Data records

——

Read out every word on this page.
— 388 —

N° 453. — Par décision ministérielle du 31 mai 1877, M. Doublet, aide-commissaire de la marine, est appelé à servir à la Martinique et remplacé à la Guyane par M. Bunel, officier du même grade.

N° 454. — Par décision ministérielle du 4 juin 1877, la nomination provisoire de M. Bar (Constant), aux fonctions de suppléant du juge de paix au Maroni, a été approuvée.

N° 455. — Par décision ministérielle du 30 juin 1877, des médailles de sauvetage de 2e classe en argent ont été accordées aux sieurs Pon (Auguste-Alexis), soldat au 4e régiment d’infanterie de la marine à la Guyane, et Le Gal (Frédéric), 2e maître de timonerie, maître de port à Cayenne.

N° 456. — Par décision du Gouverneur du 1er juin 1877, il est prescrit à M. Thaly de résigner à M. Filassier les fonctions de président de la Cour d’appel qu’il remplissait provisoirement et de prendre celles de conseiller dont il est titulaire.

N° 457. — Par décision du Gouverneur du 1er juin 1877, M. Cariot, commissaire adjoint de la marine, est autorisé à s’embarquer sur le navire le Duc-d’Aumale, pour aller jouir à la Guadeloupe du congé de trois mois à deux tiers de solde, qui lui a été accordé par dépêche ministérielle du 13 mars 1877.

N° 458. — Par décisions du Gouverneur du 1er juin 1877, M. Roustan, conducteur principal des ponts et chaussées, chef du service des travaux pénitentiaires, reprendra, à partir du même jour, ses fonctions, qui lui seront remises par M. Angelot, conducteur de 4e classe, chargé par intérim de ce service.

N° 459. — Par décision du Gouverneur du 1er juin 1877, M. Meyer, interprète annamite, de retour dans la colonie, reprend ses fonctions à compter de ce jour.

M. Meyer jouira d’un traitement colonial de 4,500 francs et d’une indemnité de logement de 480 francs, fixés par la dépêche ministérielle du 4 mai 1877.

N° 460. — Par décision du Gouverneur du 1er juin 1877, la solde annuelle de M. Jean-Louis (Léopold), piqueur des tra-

——

PROBLEM REQUIREMENTS ::
Working from the entries above, return all lines that contain "solde".

WRITTEN ANSWER ::
N° 457. — Par décision du Gouverneur du 1er juin 1877, M. Cariot, commissaire adjoint de la marine, est autorisé à s’embarquer sur le navire le Duc-d’Aumale, pour aller jouir à la Guadeloupe du congé de trois mois à deux tiers de solde, qui lui a été accordé par dépêche ministérielle du 13 mars 1877.
N° 460. — Par décision du Gouverneur du 1er juin 1877, la solde annuelle de M. Jean-Louis (Léopold), piqueur des tra-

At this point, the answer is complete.